"""
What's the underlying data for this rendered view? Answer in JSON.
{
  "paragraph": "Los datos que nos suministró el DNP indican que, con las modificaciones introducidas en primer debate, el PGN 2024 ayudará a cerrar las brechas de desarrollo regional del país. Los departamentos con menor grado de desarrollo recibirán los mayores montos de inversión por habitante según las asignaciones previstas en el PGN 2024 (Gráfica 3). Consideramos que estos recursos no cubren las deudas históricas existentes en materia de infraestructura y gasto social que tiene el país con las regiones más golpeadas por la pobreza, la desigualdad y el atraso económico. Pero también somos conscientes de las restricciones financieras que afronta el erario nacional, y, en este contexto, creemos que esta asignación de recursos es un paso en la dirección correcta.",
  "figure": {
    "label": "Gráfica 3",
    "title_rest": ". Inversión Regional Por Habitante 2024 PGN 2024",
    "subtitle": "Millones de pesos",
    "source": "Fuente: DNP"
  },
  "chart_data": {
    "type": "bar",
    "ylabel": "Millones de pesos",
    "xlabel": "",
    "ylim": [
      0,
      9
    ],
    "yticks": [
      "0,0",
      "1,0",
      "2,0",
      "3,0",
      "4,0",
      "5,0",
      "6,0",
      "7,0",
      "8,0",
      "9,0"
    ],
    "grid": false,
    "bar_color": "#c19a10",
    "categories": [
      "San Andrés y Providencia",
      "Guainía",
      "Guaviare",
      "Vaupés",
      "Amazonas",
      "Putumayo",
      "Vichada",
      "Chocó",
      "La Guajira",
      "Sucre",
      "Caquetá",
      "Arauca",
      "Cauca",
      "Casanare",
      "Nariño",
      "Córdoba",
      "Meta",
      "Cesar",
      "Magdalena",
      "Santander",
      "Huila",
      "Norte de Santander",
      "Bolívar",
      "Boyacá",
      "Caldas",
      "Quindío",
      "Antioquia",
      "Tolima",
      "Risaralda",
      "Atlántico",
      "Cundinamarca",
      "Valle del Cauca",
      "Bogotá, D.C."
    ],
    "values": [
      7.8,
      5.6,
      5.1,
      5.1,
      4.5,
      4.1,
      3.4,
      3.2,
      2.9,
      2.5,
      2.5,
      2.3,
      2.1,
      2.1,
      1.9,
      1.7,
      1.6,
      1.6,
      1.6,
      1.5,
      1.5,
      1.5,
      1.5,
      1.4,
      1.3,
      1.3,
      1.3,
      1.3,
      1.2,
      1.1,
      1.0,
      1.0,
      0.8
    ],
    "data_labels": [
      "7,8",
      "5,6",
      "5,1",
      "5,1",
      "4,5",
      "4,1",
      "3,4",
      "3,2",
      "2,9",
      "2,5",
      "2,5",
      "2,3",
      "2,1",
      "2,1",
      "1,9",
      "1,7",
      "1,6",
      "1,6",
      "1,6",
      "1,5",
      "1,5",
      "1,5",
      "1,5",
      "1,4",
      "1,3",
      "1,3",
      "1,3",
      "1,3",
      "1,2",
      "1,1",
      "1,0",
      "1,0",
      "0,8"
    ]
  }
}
"""
Write down only how many lines in the listing contain the word "Millones".

2